[Stored data entries]
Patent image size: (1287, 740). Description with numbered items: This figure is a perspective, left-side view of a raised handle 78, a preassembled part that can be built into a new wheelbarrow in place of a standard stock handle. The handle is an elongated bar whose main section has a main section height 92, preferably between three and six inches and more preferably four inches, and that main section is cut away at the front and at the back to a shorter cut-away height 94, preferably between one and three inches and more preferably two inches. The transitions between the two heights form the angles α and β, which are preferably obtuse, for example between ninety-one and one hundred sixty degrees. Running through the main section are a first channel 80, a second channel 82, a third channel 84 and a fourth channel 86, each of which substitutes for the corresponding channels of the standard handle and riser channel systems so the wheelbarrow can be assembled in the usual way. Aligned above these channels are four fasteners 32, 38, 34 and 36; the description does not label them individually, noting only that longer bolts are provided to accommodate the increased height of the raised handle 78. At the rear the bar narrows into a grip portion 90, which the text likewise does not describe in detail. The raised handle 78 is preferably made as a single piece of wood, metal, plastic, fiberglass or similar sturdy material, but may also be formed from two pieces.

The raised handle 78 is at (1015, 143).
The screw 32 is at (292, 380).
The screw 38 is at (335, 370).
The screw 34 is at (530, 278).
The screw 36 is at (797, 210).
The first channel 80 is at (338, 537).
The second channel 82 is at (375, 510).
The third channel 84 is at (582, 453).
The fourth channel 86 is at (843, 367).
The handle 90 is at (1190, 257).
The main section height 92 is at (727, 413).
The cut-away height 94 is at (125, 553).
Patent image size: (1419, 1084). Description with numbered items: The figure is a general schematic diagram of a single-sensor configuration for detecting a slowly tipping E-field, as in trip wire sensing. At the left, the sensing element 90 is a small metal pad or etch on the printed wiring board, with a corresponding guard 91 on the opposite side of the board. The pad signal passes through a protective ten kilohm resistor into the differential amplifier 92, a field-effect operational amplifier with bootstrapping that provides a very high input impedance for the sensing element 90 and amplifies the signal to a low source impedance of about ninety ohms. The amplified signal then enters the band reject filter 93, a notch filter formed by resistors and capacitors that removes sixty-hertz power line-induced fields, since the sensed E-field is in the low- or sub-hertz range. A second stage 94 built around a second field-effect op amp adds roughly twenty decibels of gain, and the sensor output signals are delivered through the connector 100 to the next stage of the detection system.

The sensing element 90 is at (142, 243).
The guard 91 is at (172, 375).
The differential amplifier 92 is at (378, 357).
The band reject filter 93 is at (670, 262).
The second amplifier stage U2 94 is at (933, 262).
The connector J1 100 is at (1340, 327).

= Problem =
Update the material by changing every "Patent image size" to "Drawing dimensions", and reproduce all the lines with nothing else altered.

= Completed exercise =
Drawing dimensions: (1287, 740). Description with numbered items: This figure is a perspective, left-side view of a raised handle 78, a preassembled part that can be built into a new wheelbarrow in place of a standard stock handle. The handle is an elongated bar whose main section has a main section height 92, preferably between three and six inches and more preferably four inches, and that main section is cut away at the front and at the back to a shorter cut-away height 94, preferably between one and three inches and more preferably two inches. The transitions between the two heights form the angles α and β, which are preferably obtuse, for example between ninety-one and one hundred sixty degrees. Running through the main section are a first channel 80, a second channel 82, a third channel 84 and a fourth channel 86, each of which substitutes for the corresponding channels of the standard handle and riser channel systems so the wheelbarrow can be assembled in the usual way. Aligned above these channels are four fasteners 32, 38, 34 and 36; the description does not label them individually, noting only that longer bolts are provided to accommodate the increased height of the raised handle 78. At the rear the bar narrows into a grip portion 90, which the text likewise does not describe in detail. The raised handle 78 is preferably made as a single piece of wood, metal, plastic, fiberglass or similar sturdy material, but may also be formed from two pieces.

The raised handle 78 is at (1015, 143).
The screw 32 is at (292, 380).
The screw 38 is at (335, 370).
The screw 34 is at (530, 278).
The screw 36 is at (797, 210).
The first channel 80 is at (338, 537).
The second channel 82 is at (375, 510).
The third channel 84 is at (582, 453).
The fourth channel 86 is at (843, 367).
The handle 90 is at (1190, 257).
The main section height 92 is at (727, 413).
The cut-away height 94 is at (125, 553).
Drawing dimensions: (1419, 1084). Description with numbered items: The figure is a general schematic diagram of a single-sensor configuration for detecting a slowly tipping E-field, as in trip wire sensing. At the left, the sensing element 90 is a small metal pad or etch on the printed wiring board, with a corresponding guard 91 on the opposite side of the board. The pad signal passes through a protective ten kilohm resistor into the differential amplifier 92, a field-effect operational amplifier with bootstrapping that provides a very high input impedance for the sensing element 90 and amplifies the signal to a low source impedance of about ninety ohms. The amplified signal then enters the band reject filter 93, a notch filter formed by resistors and capacitors that removes sixty-hertz power line-induced fields, since the sensed E-field is in the low- or sub-hertz range. A second stage 94 built around a second field-effect op amp adds roughly twenty decibels of gain, and the sensor output signals are delivered through the connector 100 to the next stage of the detection system.

The sensing element 90 is at (142, 243).
The guard 91 is at (172, 375).
The differential amplifier 92 is at (378, 357).
The band reject filter 93 is at (670, 262).
The second amplifier stage U2 94 is at (933, 262).
The connector J1 100 is at (1340, 327).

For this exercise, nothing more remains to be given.